> [Records from a data collection]:

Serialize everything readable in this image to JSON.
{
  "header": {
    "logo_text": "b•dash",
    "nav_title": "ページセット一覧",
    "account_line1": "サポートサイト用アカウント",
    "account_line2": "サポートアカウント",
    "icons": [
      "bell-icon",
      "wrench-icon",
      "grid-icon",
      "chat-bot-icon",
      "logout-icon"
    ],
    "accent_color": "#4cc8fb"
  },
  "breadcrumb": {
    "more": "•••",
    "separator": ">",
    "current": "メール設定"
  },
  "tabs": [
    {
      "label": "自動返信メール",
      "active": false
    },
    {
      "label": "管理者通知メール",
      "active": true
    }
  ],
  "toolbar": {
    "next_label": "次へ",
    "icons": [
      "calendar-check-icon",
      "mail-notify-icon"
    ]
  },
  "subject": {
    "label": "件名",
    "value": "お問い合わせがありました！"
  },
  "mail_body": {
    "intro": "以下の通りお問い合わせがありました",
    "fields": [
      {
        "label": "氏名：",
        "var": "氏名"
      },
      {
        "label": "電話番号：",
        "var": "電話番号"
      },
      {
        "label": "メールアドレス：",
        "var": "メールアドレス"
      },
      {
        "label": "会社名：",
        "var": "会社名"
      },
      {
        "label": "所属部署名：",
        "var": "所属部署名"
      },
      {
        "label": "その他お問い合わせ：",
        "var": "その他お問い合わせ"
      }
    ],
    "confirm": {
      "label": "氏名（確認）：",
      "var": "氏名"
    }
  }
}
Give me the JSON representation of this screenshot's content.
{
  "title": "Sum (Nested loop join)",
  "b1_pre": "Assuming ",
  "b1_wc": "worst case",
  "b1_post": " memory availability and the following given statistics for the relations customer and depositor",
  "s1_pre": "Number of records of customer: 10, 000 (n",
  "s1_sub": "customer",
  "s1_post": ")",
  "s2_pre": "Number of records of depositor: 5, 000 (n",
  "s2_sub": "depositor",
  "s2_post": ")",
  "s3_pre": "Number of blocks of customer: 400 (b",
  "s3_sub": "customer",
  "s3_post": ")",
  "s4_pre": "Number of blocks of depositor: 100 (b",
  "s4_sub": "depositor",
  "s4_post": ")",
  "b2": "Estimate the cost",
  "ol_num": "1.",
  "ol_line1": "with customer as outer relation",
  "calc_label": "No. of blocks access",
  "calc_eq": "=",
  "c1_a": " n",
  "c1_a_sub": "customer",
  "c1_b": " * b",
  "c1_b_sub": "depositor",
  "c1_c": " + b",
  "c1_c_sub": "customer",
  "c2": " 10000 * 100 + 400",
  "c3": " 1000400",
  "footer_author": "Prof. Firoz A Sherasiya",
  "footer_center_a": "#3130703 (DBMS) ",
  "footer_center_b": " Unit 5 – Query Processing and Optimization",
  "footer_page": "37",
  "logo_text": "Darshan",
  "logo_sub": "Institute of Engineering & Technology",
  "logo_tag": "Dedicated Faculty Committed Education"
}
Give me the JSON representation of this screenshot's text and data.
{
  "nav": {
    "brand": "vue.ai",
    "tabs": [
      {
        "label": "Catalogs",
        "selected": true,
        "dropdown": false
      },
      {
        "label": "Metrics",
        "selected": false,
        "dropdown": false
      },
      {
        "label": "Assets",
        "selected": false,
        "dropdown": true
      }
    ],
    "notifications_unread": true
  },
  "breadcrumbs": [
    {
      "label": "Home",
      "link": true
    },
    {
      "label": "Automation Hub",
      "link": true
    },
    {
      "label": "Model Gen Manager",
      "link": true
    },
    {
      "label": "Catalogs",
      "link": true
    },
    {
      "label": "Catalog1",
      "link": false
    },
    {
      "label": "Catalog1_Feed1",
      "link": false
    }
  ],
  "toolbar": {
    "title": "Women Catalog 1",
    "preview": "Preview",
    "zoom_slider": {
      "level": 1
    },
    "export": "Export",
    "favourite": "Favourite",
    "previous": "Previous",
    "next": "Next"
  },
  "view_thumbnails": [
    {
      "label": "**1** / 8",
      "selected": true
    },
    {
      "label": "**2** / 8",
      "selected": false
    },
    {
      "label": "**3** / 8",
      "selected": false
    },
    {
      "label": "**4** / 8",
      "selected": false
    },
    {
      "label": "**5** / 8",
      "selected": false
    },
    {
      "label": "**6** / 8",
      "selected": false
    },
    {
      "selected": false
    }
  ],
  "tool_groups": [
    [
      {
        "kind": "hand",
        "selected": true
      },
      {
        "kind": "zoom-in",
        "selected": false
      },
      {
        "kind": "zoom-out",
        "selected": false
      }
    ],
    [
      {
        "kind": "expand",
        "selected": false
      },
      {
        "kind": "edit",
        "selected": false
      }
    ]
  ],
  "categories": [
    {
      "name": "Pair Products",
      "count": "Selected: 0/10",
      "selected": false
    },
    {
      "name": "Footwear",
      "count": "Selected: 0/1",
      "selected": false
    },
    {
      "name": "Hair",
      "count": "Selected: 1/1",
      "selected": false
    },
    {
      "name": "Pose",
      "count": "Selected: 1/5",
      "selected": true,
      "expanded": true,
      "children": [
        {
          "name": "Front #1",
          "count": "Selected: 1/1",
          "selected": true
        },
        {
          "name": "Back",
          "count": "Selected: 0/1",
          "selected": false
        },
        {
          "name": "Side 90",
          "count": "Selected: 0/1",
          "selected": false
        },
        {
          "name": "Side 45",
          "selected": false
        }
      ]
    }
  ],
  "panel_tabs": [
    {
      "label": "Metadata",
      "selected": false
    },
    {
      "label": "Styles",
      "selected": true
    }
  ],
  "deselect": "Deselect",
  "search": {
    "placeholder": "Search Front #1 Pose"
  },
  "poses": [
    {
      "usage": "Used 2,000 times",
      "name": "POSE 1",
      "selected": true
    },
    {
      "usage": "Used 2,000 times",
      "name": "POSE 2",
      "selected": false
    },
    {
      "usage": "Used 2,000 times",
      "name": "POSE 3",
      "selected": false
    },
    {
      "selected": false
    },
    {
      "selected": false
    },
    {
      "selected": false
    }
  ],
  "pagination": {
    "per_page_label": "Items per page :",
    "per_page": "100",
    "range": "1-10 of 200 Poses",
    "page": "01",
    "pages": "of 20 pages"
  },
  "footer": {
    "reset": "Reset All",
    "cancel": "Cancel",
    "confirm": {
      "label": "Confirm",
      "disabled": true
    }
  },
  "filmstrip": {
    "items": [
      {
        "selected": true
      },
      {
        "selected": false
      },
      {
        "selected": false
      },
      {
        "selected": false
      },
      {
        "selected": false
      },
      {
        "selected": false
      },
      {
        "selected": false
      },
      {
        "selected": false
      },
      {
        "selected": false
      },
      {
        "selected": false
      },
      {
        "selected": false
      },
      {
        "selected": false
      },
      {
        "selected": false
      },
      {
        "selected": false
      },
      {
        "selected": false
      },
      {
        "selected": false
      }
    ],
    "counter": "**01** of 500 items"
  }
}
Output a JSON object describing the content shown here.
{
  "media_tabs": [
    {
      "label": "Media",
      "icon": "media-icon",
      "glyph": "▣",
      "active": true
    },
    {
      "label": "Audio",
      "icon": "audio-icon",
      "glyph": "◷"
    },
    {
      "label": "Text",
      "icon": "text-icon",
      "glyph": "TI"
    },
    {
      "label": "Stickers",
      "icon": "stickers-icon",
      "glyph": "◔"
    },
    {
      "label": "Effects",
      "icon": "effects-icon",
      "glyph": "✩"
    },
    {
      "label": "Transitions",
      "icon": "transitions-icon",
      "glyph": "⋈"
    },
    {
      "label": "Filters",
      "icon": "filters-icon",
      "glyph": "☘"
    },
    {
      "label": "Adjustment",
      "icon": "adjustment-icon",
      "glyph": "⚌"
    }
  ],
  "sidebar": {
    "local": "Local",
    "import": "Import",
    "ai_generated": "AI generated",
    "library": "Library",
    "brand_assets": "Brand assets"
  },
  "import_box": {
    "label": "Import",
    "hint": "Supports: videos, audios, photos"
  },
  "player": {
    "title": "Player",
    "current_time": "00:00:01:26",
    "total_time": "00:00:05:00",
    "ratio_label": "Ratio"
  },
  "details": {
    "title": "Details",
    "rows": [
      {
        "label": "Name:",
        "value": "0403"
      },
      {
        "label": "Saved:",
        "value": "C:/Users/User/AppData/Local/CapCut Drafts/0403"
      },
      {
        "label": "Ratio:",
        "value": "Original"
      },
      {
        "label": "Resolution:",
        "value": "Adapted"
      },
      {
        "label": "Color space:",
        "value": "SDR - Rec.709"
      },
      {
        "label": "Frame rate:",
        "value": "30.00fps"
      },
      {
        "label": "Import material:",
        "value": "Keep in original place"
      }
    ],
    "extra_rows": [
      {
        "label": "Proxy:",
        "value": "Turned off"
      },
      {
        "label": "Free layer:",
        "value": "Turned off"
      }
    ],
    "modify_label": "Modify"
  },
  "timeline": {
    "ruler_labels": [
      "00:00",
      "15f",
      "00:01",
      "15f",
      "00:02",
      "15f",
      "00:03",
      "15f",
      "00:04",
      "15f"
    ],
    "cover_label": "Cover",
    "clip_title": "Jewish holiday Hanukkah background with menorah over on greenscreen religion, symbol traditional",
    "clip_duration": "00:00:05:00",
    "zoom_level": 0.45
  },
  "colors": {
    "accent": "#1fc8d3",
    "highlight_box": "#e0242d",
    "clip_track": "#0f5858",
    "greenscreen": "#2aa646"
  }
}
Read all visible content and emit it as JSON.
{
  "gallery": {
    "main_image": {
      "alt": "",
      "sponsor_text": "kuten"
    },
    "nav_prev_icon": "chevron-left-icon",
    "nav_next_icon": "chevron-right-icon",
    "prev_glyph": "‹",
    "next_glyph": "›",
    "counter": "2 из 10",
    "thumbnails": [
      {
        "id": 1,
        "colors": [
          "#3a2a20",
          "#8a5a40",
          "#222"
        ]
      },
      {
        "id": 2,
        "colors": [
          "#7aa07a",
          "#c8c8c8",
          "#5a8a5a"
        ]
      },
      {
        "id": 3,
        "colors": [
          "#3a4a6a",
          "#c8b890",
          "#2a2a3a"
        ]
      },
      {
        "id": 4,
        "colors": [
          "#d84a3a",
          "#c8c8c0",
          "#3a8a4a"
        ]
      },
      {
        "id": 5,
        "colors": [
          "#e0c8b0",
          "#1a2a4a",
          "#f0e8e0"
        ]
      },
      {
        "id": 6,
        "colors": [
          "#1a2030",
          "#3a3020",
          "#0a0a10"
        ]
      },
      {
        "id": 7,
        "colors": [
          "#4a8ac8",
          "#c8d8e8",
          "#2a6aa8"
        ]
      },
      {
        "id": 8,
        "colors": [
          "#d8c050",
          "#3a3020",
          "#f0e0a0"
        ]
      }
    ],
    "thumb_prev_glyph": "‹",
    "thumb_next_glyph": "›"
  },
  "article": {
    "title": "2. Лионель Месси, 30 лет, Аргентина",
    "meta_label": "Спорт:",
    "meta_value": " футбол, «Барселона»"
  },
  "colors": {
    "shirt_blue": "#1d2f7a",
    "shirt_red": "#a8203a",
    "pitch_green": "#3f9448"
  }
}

> [Stated goal]:
Select and copy every line from the records that includes the word "Number".

> [Answer to this exercise]:
  "s1_pre": "Number of records of customer: 10, 000 (n",
  "s2_pre": "Number of records of depositor: 5, 000 (n",
  "s3_pre": "Number of blocks of customer: 400 (b",
  "s4_pre": "Number of blocks of depositor: 100 (b",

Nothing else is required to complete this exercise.